__TEXT SHOWN__.
/---

The university calendar entry for CPSC525 describes the course as: Security policies and protection mechanisms for a computing system, including such topics as design principles of protection systems, authentication and authorization, reference monitors, security architecture of popular platforms, formal modeling of protection systems, discretionary access control, safety analysis, information flow control, integrity, role-based access control. Legal and ethical considerations will be introduced.

How This Class is Taught

This is mainly a lecture-style course with some hands-on projects and assignments. It also includes an occasional tutorial component to provide some background technical skills.

This course is largely a guided reading course that aims at helping the student achieve the security mindset and the terminology and vocabulary of the information security field to go on to further study in specific areas: systems security, network security, applied cryptography, HCI security and usability, etc.

Security is a cross-cutting concern; its problems and challenges crop up in many different areas of computer science, and effective security solutions often involve elements that cross layers of abstraction and areas of expertise. This course can be thought of as an archeological exploration of the brief history of the computer security field's principal ideas. We will try to see why the major themes and concepts arose, how approaches were wrought and how they persist into modern computer systems.

This class is driven by asking simple questions that have complex answers. Security has often emerged as a bolt-on afterthought subject to many different types of pressure. Risk assessment involves trying to answer simple value questions. Our aim is to try to understand this landscape by following our natural curiosity -- allowing this kind of inquisitive skill to flourish is a key element of developing a security mindset. This course relies on underlying principles for thinking about how systems can be made to fail, and its central aim is to help students understand the following abstract concepts:

  • cross-layer interactions -- root of trust; hardware supporting software security
  • composition and trust -- how these concepts affect system assurance
  • execution analysis -- how to analyze programs by reversing or removing abstraction, encapsulation, and other system organization principles
  • flaws as programming models -- understanding vulnerabilities and exploits as de facto primitives of an unintended programming environment
  • countermeasure efficacy -- understanding the context and relative merits of protection measures

Syllabus Topics

  • protection mechanisms
  • design principles of protection mechanisms
  • security policies and security models
  • formal models of protection systems
  • integrity models
  • information flow control models
  • MAC/MLS, DAC
  • authentication
  • authorization
  • RBAC
  • reference monitors
  • example security architectures
  • legal and ethical considerations
  • security mindset
  • LangSec
  • security professionals
  • security evaluation

Announcments, Policies, and Metadata

Textbook: The Craft of System Security by Smith and Marchesini

Assignments

This section enumerates the project and homework assignments.

\---

[Coordinate annotation records]

/---

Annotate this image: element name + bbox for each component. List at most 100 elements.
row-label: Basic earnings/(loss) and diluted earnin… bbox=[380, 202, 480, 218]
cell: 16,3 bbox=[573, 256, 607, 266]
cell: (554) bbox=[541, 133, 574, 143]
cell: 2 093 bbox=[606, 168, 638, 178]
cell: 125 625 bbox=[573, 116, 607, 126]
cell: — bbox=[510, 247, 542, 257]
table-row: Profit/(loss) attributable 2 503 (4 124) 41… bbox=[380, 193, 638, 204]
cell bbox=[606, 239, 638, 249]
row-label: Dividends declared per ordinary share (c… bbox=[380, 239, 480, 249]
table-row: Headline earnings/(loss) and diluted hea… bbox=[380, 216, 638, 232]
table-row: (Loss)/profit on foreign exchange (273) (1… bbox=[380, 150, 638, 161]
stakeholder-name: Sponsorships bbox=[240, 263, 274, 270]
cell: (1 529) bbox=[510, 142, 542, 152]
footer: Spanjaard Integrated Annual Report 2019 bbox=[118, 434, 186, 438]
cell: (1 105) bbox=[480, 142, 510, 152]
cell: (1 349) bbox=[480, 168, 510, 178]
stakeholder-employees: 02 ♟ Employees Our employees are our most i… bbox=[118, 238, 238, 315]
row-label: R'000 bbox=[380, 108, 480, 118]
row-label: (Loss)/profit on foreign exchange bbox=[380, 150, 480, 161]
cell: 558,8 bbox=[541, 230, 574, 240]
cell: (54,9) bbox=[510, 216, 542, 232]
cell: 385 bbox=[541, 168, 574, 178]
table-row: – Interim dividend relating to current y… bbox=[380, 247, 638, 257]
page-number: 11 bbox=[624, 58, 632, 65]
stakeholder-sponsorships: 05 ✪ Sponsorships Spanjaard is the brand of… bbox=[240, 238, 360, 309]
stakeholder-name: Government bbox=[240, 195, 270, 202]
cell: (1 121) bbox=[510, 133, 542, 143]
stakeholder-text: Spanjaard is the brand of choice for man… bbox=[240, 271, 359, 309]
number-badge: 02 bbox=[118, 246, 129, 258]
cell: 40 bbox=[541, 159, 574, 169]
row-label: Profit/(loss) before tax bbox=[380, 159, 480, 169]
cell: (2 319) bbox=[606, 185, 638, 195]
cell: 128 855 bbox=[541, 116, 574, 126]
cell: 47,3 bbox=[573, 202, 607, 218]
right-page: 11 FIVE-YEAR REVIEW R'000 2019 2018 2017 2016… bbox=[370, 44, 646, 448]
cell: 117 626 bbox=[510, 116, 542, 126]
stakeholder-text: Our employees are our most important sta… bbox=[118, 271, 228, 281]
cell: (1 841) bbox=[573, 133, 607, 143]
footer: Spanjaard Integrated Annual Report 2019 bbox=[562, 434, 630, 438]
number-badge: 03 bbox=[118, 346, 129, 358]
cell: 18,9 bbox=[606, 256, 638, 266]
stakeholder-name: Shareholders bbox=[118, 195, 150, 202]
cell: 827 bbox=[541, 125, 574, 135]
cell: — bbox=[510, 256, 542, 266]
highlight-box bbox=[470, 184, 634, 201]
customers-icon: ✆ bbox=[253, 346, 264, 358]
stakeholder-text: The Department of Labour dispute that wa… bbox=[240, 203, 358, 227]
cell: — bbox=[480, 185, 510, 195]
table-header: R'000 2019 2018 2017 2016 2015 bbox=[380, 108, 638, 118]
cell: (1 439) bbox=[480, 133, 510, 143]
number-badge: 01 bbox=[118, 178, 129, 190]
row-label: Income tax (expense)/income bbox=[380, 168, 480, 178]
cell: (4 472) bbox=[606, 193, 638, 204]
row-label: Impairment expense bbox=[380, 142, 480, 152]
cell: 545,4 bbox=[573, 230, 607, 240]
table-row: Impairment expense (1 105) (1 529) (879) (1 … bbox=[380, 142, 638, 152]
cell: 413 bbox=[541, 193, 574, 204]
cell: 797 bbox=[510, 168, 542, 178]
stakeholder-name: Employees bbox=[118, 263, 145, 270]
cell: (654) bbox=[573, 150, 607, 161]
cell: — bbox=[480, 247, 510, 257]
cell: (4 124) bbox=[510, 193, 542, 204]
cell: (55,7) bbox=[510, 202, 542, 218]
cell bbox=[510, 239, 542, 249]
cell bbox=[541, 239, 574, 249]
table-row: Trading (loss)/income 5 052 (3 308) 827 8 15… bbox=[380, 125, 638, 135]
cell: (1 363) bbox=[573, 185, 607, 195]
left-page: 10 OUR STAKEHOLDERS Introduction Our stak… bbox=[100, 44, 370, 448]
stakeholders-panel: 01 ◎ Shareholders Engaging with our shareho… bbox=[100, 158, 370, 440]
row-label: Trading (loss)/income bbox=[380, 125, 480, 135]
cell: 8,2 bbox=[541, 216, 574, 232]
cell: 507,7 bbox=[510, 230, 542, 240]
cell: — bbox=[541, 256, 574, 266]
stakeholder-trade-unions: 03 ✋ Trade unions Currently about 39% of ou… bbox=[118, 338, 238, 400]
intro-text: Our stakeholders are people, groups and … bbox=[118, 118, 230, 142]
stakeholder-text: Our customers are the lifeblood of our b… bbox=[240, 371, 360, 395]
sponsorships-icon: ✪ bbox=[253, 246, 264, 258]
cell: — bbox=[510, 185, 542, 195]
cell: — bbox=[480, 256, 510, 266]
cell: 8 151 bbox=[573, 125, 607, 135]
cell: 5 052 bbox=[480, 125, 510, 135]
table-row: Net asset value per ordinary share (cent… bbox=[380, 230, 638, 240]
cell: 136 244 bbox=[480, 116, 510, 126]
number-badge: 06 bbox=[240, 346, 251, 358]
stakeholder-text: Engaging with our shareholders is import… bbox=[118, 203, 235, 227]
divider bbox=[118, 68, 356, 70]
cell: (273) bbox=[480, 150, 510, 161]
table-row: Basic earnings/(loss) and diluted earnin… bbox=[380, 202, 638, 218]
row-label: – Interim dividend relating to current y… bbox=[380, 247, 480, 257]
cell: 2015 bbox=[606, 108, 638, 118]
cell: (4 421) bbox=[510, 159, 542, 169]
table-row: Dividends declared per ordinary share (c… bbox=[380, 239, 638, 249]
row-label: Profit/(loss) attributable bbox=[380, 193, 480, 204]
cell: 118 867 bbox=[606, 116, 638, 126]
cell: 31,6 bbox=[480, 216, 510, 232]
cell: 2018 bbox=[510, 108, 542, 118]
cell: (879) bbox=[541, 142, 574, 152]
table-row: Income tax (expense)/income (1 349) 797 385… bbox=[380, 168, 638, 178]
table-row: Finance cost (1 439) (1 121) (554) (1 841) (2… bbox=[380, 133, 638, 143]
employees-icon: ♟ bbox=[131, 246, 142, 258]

\---

__SHORT EXERCISE A__. Translate into Spanish this sentence from the CPSC525 course description: "This class is driven by asking simple questions that have complex answers."
__SHORT EXERCISE B__.
Based on the CPSC525 course description, decide whether each statement agrees with it. Answer yes or no for each, and quote the words that decide it.
(i) The course is mainly taught through lectures, with some hands-on projects and assignments.
(ii) The textbook is written by Smith and Marchesini.
(iii) The course includes a tutorial component every week.
__SHORT EXERCISE C__. According to the calendar entry quoted in the CPSC525 course description, what will be introduced in the course?

__COMPLETE OUTPUT A__. Esta clase se basa en plantear preguntas sencillas que tienen respuestas complejas.

__COMPLETE OUTPUT B__.
(i) Yes: "This is mainly a lecture-style course with some hands-on projects and assignments."
(ii) Yes: "Textbook: The Craft of System Security by Smith and Marchesini"
(iii) No: "It also includes an occasional tutorial component to provide some background technical skills."

__COMPLETE OUTPUT C__. Legal and ethical considerations.